-- Data supplied start --
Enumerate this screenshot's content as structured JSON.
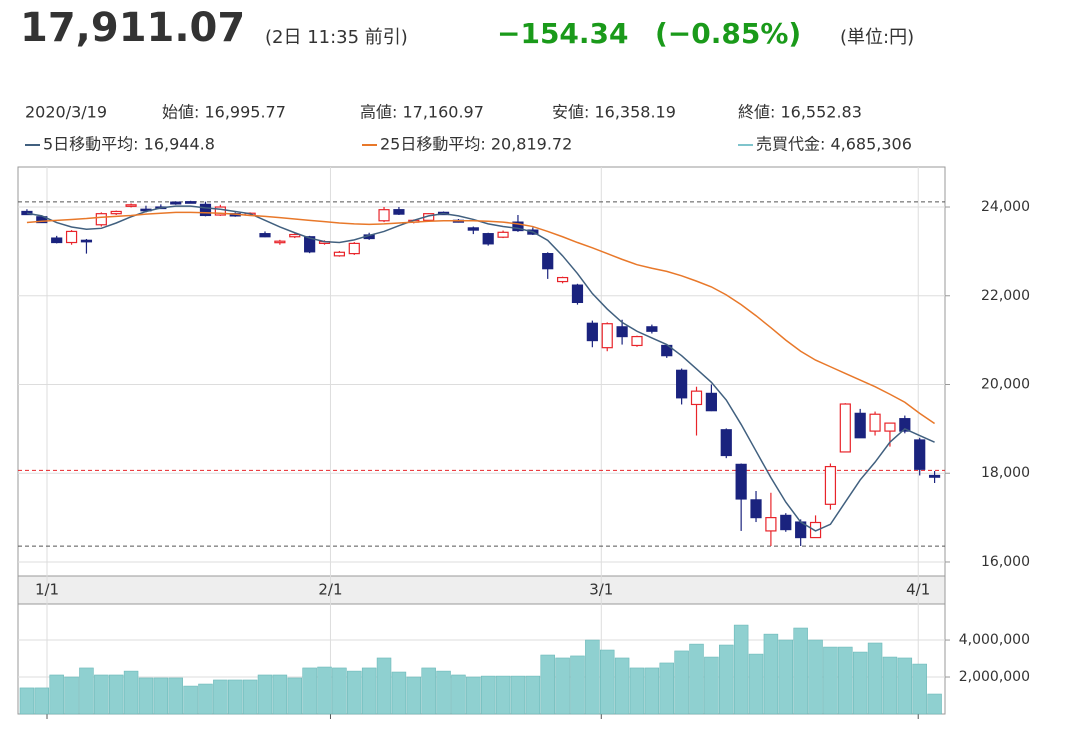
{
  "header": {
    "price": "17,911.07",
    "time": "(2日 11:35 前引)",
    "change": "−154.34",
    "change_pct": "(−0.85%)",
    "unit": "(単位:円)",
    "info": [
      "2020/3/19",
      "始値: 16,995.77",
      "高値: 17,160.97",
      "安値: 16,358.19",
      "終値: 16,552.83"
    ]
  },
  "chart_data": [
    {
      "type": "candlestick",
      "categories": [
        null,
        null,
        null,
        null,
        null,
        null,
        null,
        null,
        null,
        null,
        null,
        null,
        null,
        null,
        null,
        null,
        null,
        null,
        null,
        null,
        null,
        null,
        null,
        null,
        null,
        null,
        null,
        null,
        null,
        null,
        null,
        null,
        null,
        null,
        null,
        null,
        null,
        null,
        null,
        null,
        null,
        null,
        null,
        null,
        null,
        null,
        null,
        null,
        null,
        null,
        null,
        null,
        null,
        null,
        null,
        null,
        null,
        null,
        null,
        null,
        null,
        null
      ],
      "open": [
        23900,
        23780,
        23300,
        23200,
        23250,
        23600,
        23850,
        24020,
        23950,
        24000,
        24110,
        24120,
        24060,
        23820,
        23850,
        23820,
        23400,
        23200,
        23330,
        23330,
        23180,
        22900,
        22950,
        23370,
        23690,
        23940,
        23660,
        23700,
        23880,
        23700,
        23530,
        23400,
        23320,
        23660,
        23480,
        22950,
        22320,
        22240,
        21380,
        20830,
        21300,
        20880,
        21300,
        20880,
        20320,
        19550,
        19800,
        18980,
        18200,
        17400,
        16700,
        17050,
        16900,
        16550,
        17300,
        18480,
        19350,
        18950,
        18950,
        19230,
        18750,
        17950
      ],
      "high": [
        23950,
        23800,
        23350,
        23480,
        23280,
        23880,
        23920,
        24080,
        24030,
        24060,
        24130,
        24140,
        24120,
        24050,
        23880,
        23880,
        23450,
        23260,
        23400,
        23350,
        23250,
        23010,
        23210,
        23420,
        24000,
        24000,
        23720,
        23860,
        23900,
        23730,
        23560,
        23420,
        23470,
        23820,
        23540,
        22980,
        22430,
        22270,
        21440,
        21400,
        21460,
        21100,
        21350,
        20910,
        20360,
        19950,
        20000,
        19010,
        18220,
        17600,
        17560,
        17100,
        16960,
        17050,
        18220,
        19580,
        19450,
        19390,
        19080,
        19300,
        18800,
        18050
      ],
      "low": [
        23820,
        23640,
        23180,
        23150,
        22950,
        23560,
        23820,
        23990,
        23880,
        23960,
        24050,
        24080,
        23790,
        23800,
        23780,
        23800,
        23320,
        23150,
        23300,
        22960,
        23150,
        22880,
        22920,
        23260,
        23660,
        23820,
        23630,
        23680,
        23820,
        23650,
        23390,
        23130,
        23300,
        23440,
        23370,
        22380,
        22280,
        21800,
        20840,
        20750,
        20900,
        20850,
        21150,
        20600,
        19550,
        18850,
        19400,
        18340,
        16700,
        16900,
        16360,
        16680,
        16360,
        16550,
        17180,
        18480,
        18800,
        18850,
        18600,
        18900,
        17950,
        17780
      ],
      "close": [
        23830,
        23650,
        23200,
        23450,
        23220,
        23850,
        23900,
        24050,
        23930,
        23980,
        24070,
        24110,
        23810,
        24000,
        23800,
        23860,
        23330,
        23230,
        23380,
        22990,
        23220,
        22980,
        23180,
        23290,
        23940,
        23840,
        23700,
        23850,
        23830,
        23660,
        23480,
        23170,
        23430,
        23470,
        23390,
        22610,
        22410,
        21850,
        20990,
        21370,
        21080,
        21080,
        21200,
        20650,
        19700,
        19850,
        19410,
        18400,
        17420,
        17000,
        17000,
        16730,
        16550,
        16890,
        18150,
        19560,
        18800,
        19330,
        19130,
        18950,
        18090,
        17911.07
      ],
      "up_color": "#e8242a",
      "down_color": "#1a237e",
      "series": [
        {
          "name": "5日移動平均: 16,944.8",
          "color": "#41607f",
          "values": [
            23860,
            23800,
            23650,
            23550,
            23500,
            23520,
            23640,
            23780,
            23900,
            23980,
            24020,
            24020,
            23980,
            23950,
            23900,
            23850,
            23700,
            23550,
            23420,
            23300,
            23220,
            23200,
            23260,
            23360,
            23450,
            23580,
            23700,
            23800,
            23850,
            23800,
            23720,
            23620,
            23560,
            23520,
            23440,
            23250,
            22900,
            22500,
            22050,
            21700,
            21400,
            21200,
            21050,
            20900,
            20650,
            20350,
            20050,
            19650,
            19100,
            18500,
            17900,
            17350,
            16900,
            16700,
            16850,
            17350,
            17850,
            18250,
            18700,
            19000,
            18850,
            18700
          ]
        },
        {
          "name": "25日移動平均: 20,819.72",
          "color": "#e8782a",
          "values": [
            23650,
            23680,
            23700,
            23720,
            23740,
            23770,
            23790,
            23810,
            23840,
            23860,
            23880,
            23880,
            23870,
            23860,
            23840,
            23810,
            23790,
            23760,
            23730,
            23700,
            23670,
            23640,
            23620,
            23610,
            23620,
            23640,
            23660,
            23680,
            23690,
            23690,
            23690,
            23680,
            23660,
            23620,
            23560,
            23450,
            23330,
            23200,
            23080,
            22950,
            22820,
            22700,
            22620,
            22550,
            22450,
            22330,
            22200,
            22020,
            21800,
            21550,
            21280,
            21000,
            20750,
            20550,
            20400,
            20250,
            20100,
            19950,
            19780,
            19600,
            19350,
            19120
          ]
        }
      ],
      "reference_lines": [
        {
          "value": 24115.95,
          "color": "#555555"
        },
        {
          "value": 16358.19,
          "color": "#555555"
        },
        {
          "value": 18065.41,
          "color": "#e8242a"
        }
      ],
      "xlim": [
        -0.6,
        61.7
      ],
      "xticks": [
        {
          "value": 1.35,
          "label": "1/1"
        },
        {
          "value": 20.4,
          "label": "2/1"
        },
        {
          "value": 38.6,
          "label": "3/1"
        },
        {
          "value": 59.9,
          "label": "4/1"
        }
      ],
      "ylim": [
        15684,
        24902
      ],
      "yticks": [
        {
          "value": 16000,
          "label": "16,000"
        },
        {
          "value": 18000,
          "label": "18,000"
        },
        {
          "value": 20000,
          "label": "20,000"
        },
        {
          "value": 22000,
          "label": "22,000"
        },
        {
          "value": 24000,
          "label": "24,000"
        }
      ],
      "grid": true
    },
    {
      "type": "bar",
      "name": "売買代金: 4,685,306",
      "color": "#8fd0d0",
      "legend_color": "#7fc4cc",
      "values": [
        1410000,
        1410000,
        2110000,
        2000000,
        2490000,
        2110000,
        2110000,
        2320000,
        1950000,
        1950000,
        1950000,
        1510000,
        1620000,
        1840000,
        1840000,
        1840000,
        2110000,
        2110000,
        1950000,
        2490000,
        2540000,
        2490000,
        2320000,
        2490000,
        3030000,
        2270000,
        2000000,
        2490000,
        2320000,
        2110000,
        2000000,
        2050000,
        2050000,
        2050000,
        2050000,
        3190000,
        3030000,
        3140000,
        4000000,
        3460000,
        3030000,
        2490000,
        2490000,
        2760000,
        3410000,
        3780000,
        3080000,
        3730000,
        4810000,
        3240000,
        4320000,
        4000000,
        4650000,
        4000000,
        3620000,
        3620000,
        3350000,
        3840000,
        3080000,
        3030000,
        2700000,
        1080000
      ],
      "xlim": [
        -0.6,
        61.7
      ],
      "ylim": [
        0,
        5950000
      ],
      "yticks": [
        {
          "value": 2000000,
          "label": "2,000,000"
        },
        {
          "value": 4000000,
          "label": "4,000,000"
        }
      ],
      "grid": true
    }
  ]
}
-- Data supplied end --
__Task description__
All the material shown above is to be copied exactly, with no pictures carried over.

__Written answer__
Enumerate this screenshot's content as structured JSON.
{
  "header": {
    "price": "17,911.07",
    "time": "(2日 11:35 前引)",
    "change": "−154.34",
    "change_pct": "(−0.85%)",
    "unit": "(単位:円)",
    "info": [
      "2020/3/19",
      "始値: 16,995.77",
      "高値: 17,160.97",
      "安値: 16,358.19",
      "終値: 16,552.83"
    ]
  },
  "chart_data": [
    {
      "type": "candlestick",
      "categories": [
        null,
        null,
        null,
        null,
        null,
        null,
        null,
        null,
        null,
        null,
        null,
        null,
        null,
        null,
        null,
        null,
        null,
        null,
        null,
        null,
        null,
        null,
        null,
        null,
        null,
        null,
        null,
        null,
        null,
        null,
        null,
        null,
        null,
        null,
        null,
        null,
        null,
        null,
        null,
        null,
        null,
        null,
        null,
        null,
        null,
        null,
        null,
        null,
        null,
        null,
        null,
        null,
        null,
        null,
        null,
        null,
        null,
        null,
        null,
        null,
        null,
        null
      ],
      "open": [
        23900,
        23780,
        23300,
        23200,
        23250,
        23600,
        23850,
        24020,
        23950,
        24000,
        24110,
        24120,
        24060,
        23820,
        23850,
        23820,
        23400,
        23200,
        23330,
        23330,
        23180,
        22900,
        22950,
        23370,
        23690,
        23940,
        23660,
        23700,
        23880,
        23700,
        23530,
        23400,
        23320,
        23660,
        23480,
        22950,
        22320,
        22240,
        21380,
        20830,
        21300,
        20880,
        21300,
        20880,
        20320,
        19550,
        19800,
        18980,
        18200,
        17400,
        16700,
        17050,
        16900,
        16550,
        17300,
        18480,
        19350,
        18950,
        18950,
        19230,
        18750,
        17950
      ],
      "high": [
        23950,
        23800,
        23350,
        23480,
        23280,
        23880,
        23920,
        24080,
        24030,
        24060,
        24130,
        24140,
        24120,
        24050,
        23880,
        23880,
        23450,
        23260,
        23400,
        23350,
        23250,
        23010,
        23210,
        23420,
        24000,
        24000,
        23720,
        23860,
        23900,
        23730,
        23560,
        23420,
        23470,
        23820,
        23540,
        22980,
        22430,
        22270,
        21440,
        21400,
        21460,
        21100,
        21350,
        20910,
        20360,
        19950,
        20000,
        19010,
        18220,
        17600,
        17560,
        17100,
        16960,
        17050,
        18220,
        19580,
        19450,
        19390,
        19080,
        19300,
        18800,
        18050
      ],
      "low": [
        23820,
        23640,
        23180,
        23150,
        22950,
        23560,
        23820,
        23990,
        23880,
        23960,
        24050,
        24080,
        23790,
        23800,
        23780,
        23800,
        23320,
        23150,
        23300,
        22960,
        23150,
        22880,
        22920,
        23260,
        23660,
        23820,
        23630,
        23680,
        23820,
        23650,
        23390,
        23130,
        23300,
        23440,
        23370,
        22380,
        22280,
        21800,
        20840,
        20750,
        20900,
        20850,
        21150,
        20600,
        19550,
        18850,
        19400,
        18340,
        16700,
        16900,
        16360,
        16680,
        16360,
        16550,
        17180,
        18480,
        18800,
        18850,
        18600,
        18900,
        17950,
        17780
      ],
      "close": [
        23830,
        23650,
        23200,
        23450,
        23220,
        23850,
        23900,
        24050,
        23930,
        23980,
        24070,
        24110,
        23810,
        24000,
        23800,
        23860,
        23330,
        23230,
        23380,
        22990,
        23220,
        22980,
        23180,
        23290,
        23940,
        23840,
        23700,
        23850,
        23830,
        23660,
        23480,
        23170,
        23430,
        23470,
        23390,
        22610,
        22410,
        21850,
        20990,
        21370,
        21080,
        21080,
        21200,
        20650,
        19700,
        19850,
        19410,
        18400,
        17420,
        17000,
        17000,
        16730,
        16550,
        16890,
        18150,
        19560,
        18800,
        19330,
        19130,
        18950,
        18090,
        17911.07
      ],
      "up_color": "#e8242a",
      "down_color": "#1a237e",
      "series": [
        {
          "name": "5日移動平均: 16,944.8",
          "color": "#41607f",
          "values": [
            23860,
            23800,
            23650,
            23550,
            23500,
            23520,
            23640,
            23780,
            23900,
            23980,
            24020,
            24020,
            23980,
            23950,
            23900,
            23850,
            23700,
            23550,
            23420,
            23300,
            23220,
            23200,
            23260,
            23360,
            23450,
            23580,
            23700,
            23800,
            23850,
            23800,
            23720,
            23620,
            23560,
            23520,
            23440,
            23250,
            22900,
            22500,
            22050,
            21700,
            21400,
            21200,
            21050,
            20900,
            20650,
            20350,
            20050,
            19650,
            19100,
            18500,
            17900,
            17350,
            16900,
            16700,
            16850,
            17350,
            17850,
            18250,
            18700,
            19000,
            18850,
            18700
          ]
        },
        {
          "name": "25日移動平均: 20,819.72",
          "color": "#e8782a",
          "values": [
            23650,
            23680,
            23700,
            23720,
            23740,
            23770,
            23790,
            23810,
            23840,
            23860,
            23880,
            23880,
            23870,
            23860,
            23840,
            23810,
            23790,
            23760,
            23730,
            23700,
            23670,
            23640,
            23620,
            23610,
            23620,
            23640,
            23660,
            23680,
            23690,
            23690,
            23690,
            23680,
            23660,
            23620,
            23560,
            23450,
            23330,
            23200,
            23080,
            22950,
            22820,
            22700,
            22620,
            22550,
            22450,
            22330,
            22200,
            22020,
            21800,
            21550,
            21280,
            21000,
            20750,
            20550,
            20400,
            20250,
            20100,
            19950,
            19780,
            19600,
            19350,
            19120
          ]
        }
      ],
      "reference_lines": [
        {
          "value": 24115.95,
          "color": "#555555"
        },
        {
          "value": 16358.19,
          "color": "#555555"
        },
        {
          "value": 18065.41,
          "color": "#e8242a"
        }
      ],
      "xlim": [
        -0.6,
        61.7
      ],
      "xticks": [
        {
          "value": 1.35,
          "label": "1/1"
        },
        {
          "value": 20.4,
          "label": "2/1"
        },
        {
          "value": 38.6,
          "label": "3/1"
        },
        {
          "value": 59.9,
          "label": "4/1"
        }
      ],
      "ylim": [
        15684,
        24902
      ],
      "yticks": [
        {
          "value": 16000,
          "label": "16,000"
        },
        {
          "value": 18000,
          "label": "18,000"
        },
        {
          "value": 20000,
          "label": "20,000"
        },
        {
          "value": 22000,
          "label": "22,000"
        },
        {
          "value": 24000,
          "label": "24,000"
        }
      ],
      "grid": true
    },
    {
      "type": "bar",
      "name": "売買代金: 4,685,306",
      "color": "#8fd0d0",
      "legend_color": "#7fc4cc",
      "values": [
        1410000,
        1410000,
        2110000,
        2000000,
        2490000,
        2110000,
        2110000,
        2320000,
        1950000,
        1950000,
        1950000,
        1510000,
        1620000,
        1840000,
        1840000,
        1840000,
        2110000,
        2110000,
        1950000,
        2490000,
        2540000,
        2490000,
        2320000,
        2490000,
        3030000,
        2270000,
        2000000,
        2490000,
        2320000,
        2110000,
        2000000,
        2050000,
        2050000,
        2050000,
        2050000,
        3190000,
        3030000,
        3140000,
        4000000,
        3460000,
        3030000,
        2490000,
        2490000,
        2760000,
        3410000,
        3780000,
        3080000,
        3730000,
        4810000,
        3240000,
        4320000,
        4000000,
        4650000,
        4000000,
        3620000,
        3620000,
        3350000,
        3840000,
        3080000,
        3030000,
        2700000,
        1080000
      ],
      "xlim": [
        -0.6,
        61.7
      ],
      "ylim": [
        0,
        5950000
      ],
      "yticks": [
        {
          "value": 2000000,
          "label": "2,000,000"
        },
        {
          "value": 4000000,
          "label": "4,000,000"
        }
      ],
      "grid": true
    }
  ]
}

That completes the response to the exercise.